* _SET PROBLEM_
Write out the complete material exactly as it stands.

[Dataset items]
━━━━━━━━━━━━━━━━
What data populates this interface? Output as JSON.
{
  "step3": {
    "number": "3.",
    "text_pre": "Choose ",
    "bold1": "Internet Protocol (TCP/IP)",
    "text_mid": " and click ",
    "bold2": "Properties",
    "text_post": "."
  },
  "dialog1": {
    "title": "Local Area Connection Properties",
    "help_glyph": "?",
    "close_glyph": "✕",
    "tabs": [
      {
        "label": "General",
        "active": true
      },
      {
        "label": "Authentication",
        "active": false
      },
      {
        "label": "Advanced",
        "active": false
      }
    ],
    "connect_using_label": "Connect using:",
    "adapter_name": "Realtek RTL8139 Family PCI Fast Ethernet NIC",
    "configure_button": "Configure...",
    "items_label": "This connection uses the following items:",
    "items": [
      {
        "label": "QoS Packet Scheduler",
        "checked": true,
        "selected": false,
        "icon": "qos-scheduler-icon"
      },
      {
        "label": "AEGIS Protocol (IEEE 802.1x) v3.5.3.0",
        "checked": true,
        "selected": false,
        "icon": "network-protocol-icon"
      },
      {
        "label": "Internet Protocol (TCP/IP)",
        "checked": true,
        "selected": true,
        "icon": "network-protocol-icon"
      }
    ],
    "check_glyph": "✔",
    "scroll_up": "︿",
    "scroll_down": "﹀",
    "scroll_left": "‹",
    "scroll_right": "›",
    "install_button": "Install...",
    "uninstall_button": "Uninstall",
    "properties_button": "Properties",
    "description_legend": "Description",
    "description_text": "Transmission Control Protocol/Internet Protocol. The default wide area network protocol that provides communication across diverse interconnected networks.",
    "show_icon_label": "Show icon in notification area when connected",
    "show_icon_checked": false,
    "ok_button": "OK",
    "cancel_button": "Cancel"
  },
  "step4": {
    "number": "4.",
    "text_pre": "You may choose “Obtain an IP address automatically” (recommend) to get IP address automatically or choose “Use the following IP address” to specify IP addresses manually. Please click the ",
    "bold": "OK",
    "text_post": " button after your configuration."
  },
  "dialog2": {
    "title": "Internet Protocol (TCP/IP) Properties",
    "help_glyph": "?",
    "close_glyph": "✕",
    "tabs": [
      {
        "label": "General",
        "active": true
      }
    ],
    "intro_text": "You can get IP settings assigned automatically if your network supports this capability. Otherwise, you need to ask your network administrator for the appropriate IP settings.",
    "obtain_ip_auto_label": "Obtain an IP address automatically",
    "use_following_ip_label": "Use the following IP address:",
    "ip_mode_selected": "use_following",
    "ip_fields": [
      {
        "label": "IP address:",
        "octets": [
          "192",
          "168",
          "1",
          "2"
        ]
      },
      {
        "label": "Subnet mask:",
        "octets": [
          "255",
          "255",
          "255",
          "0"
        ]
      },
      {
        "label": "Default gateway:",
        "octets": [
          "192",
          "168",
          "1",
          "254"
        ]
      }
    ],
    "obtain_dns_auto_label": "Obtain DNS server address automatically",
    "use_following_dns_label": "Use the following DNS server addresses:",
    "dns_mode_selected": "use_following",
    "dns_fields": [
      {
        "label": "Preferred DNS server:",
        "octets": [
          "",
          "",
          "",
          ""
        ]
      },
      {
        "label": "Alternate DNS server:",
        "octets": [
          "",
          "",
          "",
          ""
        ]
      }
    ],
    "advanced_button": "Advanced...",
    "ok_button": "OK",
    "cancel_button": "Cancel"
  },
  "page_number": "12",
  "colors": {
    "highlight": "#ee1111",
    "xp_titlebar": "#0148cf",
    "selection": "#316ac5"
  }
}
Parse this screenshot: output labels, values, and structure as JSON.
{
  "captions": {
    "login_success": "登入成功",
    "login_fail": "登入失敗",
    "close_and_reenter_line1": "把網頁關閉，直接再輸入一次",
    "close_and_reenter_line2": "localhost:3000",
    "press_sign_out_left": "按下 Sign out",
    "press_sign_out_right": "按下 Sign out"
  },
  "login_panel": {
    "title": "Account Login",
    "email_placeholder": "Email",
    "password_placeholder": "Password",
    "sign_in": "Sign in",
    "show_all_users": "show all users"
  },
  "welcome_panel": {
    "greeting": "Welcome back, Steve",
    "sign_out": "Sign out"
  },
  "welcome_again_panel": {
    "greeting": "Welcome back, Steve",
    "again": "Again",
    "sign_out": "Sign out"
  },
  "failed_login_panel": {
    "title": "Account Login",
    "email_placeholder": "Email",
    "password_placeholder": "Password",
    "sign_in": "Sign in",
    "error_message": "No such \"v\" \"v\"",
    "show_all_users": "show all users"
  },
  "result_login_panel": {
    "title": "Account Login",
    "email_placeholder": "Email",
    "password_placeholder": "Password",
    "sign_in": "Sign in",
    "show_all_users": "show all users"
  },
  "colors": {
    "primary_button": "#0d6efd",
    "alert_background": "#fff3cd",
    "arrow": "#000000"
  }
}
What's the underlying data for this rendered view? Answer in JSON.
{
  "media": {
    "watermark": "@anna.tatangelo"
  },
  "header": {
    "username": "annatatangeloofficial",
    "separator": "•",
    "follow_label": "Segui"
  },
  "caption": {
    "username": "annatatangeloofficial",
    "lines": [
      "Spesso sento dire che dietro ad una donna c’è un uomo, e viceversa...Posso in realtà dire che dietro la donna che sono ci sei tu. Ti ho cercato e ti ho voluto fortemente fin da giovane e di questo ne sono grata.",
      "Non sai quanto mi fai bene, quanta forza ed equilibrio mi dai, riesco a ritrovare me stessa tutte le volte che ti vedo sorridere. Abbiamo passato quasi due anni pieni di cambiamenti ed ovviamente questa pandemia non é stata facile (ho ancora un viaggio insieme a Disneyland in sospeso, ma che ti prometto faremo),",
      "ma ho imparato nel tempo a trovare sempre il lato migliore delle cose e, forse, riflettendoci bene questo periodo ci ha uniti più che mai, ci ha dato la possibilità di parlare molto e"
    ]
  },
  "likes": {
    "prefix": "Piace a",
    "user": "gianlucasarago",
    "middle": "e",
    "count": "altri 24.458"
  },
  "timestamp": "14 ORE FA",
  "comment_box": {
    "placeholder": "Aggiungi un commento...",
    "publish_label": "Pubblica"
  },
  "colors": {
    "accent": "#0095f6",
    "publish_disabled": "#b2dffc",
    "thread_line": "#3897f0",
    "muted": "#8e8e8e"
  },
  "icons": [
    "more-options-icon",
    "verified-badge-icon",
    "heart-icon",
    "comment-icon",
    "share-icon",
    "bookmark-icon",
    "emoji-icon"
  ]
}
━━━━━━━━━━━━━━━━
* _OUTPUT_
What data populates this interface? Output as JSON.
{
  "step3": {
    "number": "3.",
    "text_pre": "Choose ",
    "bold1": "Internet Protocol (TCP/IP)",
    "text_mid": " and click ",
    "bold2": "Properties",
    "text_post": "."
  },
  "dialog1": {
    "title": "Local Area Connection Properties",
    "help_glyph": "?",
    "close_glyph": "✕",
    "tabs": [
      {
        "label": "General",
        "active": true
      },
      {
        "label": "Authentication",
        "active": false
      },
      {
        "label": "Advanced",
        "active": false
      }
    ],
    "connect_using_label": "Connect using:",
    "adapter_name": "Realtek RTL8139 Family PCI Fast Ethernet NIC",
    "configure_button": "Configure...",
    "items_label": "This connection uses the following items:",
    "items": [
      {
        "label": "QoS Packet Scheduler",
        "checked": true,
        "selected": false,
        "icon": "qos-scheduler-icon"
      },
      {
        "label": "AEGIS Protocol (IEEE 802.1x) v3.5.3.0",
        "checked": true,
        "selected": false,
        "icon": "network-protocol-icon"
      },
      {
        "label": "Internet Protocol (TCP/IP)",
        "checked": true,
        "selected": true,
        "icon": "network-protocol-icon"
      }
    ],
    "check_glyph": "✔",
    "scroll_up": "︿",
    "scroll_down": "﹀",
    "scroll_left": "‹",
    "scroll_right": "›",
    "install_button": "Install...",
    "uninstall_button": "Uninstall",
    "properties_button": "Properties",
    "description_legend": "Description",
    "description_text": "Transmission Control Protocol/Internet Protocol. The default wide area network protocol that provides communication across diverse interconnected networks.",
    "show_icon_label": "Show icon in notification area when connected",
    "show_icon_checked": false,
    "ok_button": "OK",
    "cancel_button": "Cancel"
  },
  "step4": {
    "number": "4.",
    "text_pre": "You may choose “Obtain an IP address automatically” (recommend) to get IP address automatically or choose “Use the following IP address” to specify IP addresses manually. Please click the ",
    "bold": "OK",
    "text_post": " button after your configuration."
  },
  "dialog2": {
    "title": "Internet Protocol (TCP/IP) Properties",
    "help_glyph": "?",
    "close_glyph": "✕",
    "tabs": [
      {
        "label": "General",
        "active": true
      }
    ],
    "intro_text": "You can get IP settings assigned automatically if your network supports this capability. Otherwise, you need to ask your network administrator for the appropriate IP settings.",
    "obtain_ip_auto_label": "Obtain an IP address automatically",
    "use_following_ip_label": "Use the following IP address:",
    "ip_mode_selected": "use_following",
    "ip_fields": [
      {
        "label": "IP address:",
        "octets": [
          "192",
          "168",
          "1",
          "2"
        ]
      },
      {
        "label": "Subnet mask:",
        "octets": [
          "255",
          "255",
          "255",
          "0"
        ]
      },
      {
        "label": "Default gateway:",
        "octets": [
          "192",
          "168",
          "1",
          "254"
        ]
      }
    ],
    "obtain_dns_auto_label": "Obtain DNS server address automatically",
    "use_following_dns_label": "Use the following DNS server addresses:",
    "dns_mode_selected": "use_following",
    "dns_fields": [
      {
        "label": "Preferred DNS server:",
        "octets": [
          "",
          "",
          "",
          ""
        ]
      },
      {
        "label": "Alternate DNS server:",
        "octets": [
          "",
          "",
          "",
          ""
        ]
      }
    ],
    "advanced_button": "Advanced...",
    "ok_button": "OK",
    "cancel_button": "Cancel"
  },
  "page_number": "12",
  "colors": {
    "highlight": "#ee1111",
    "xp_titlebar": "#0148cf",
    "selection": "#316ac5"
  }
}
Parse this screenshot: output labels, values, and structure as JSON.
{
  "captions": {
    "login_success": "登入成功",
    "login_fail": "登入失敗",
    "close_and_reenter_line1": "把網頁關閉，直接再輸入一次",
    "close_and_reenter_line2": "localhost:3000",
    "press_sign_out_left": "按下 Sign out",
    "press_sign_out_right": "按下 Sign out"
  },
  "login_panel": {
    "title": "Account Login",
    "email_placeholder": "Email",
    "password_placeholder": "Password",
    "sign_in": "Sign in",
    "show_all_users": "show all users"
  },
  "welcome_panel": {
    "greeting": "Welcome back, Steve",
    "sign_out": "Sign out"
  },
  "welcome_again_panel": {
    "greeting": "Welcome back, Steve",
    "again": "Again",
    "sign_out": "Sign out"
  },
  "failed_login_panel": {
    "title": "Account Login",
    "email_placeholder": "Email",
    "password_placeholder": "Password",
    "sign_in": "Sign in",
    "error_message": "No such \"v\" \"v\"",
    "show_all_users": "show all users"
  },
  "result_login_panel": {
    "title": "Account Login",
    "email_placeholder": "Email",
    "password_placeholder": "Password",
    "sign_in": "Sign in",
    "show_all_users": "show all users"
  },
  "colors": {
    "primary_button": "#0d6efd",
    "alert_background": "#fff3cd",
    "arrow": "#000000"
  }
}
What's the underlying data for this rendered view? Answer in JSON.
{
  "media": {
    "watermark": "@anna.tatangelo"
  },
  "header": {
    "username": "annatatangeloofficial",
    "separator": "•",
    "follow_label": "Segui"
  },
  "caption": {
    "username": "annatatangeloofficial",
    "lines": [
      "Spesso sento dire che dietro ad una donna c’è un uomo, e viceversa...Posso in realtà dire che dietro la donna che sono ci sei tu. Ti ho cercato e ti ho voluto fortemente fin da giovane e di questo ne sono grata.",
      "Non sai quanto mi fai bene, quanta forza ed equilibrio mi dai, riesco a ritrovare me stessa tutte le volte che ti vedo sorridere. Abbiamo passato quasi due anni pieni di cambiamenti ed ovviamente questa pandemia non é stata facile (ho ancora un viaggio insieme a Disneyland in sospeso, ma che ti prometto faremo),",
      "ma ho imparato nel tempo a trovare sempre il lato migliore delle cose e, forse, riflettendoci bene questo periodo ci ha uniti più che mai, ci ha dato la possibilità di parlare molto e"
    ]
  },
  "likes": {
    "prefix": "Piace a",
    "user": "gianlucasarago",
    "middle": "e",
    "count": "altri 24.458"
  },
  "timestamp": "14 ORE FA",
  "comment_box": {
    "placeholder": "Aggiungi un commento...",
    "publish_label": "Pubblica"
  },
  "colors": {
    "accent": "#0095f6",
    "publish_disabled": "#b2dffc",
    "thread_line": "#3897f0",
    "muted": "#8e8e8e"
  },
  "icons": [
    "more-options-icon",
    "verified-badge-icon",
    "heart-icon",
    "comment-icon",
    "share-icon",
    "bookmark-icon",
    "emoji-icon"
  ]
}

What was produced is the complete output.